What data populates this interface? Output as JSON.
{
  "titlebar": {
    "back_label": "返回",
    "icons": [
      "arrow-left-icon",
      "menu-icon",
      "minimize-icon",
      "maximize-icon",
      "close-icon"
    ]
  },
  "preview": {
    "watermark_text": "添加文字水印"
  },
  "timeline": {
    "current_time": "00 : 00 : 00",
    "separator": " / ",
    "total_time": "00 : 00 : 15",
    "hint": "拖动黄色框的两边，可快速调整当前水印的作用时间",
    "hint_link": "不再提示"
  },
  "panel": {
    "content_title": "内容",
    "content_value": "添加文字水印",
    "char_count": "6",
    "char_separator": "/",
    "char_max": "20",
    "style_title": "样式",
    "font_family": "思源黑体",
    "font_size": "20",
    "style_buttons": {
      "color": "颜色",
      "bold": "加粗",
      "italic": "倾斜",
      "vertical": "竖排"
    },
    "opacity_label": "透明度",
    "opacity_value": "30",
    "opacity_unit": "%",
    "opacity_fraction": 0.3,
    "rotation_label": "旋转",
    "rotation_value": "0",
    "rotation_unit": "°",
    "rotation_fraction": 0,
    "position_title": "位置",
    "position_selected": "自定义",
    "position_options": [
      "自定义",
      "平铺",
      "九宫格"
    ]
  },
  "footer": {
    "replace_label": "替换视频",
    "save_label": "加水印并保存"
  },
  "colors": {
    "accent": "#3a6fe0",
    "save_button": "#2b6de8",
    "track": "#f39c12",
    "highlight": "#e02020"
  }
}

********

● YOUR OBJECTIVE:
Write every entry out again exactly.

● FINISHED EXERCISE:
What data populates this interface? Output as JSON.
{
  "titlebar": {
    "back_label": "返回",
    "icons": [
      "arrow-left-icon",
      "menu-icon",
      "minimize-icon",
      "maximize-icon",
      "close-icon"
    ]
  },
  "preview": {
    "watermark_text": "添加文字水印"
  },
  "timeline": {
    "current_time": "00 : 00 : 00",
    "separator": " / ",
    "total_time": "00 : 00 : 15",
    "hint": "拖动黄色框的两边，可快速调整当前水印的作用时间",
    "hint_link": "不再提示"
  },
  "panel": {
    "content_title": "内容",
    "content_value": "添加文字水印",
    "char_count": "6",
    "char_separator": "/",
    "char_max": "20",
    "style_title": "样式",
    "font_family": "思源黑体",
    "font_size": "20",
    "style_buttons": {
      "color": "颜色",
      "bold": "加粗",
      "italic": "倾斜",
      "vertical": "竖排"
    },
    "opacity_label": "透明度",
    "opacity_value": "30",
    "opacity_unit": "%",
    "opacity_fraction": 0.3,
    "rotation_label": "旋转",
    "rotation_value": "0",
    "rotation_unit": "°",
    "rotation_fraction": 0,
    "position_title": "位置",
    "position_selected": "自定义",
    "position_options": [
      "自定义",
      "平铺",
      "九宫格"
    ]
  },
  "footer": {
    "replace_label": "替换视频",
    "save_label": "加水印并保存"
  },
  "colors": {
    "accent": "#3a6fe0",
    "save_button": "#2b6de8",
    "track": "#f39c12",
    "highlight": "#e02020"
  }
}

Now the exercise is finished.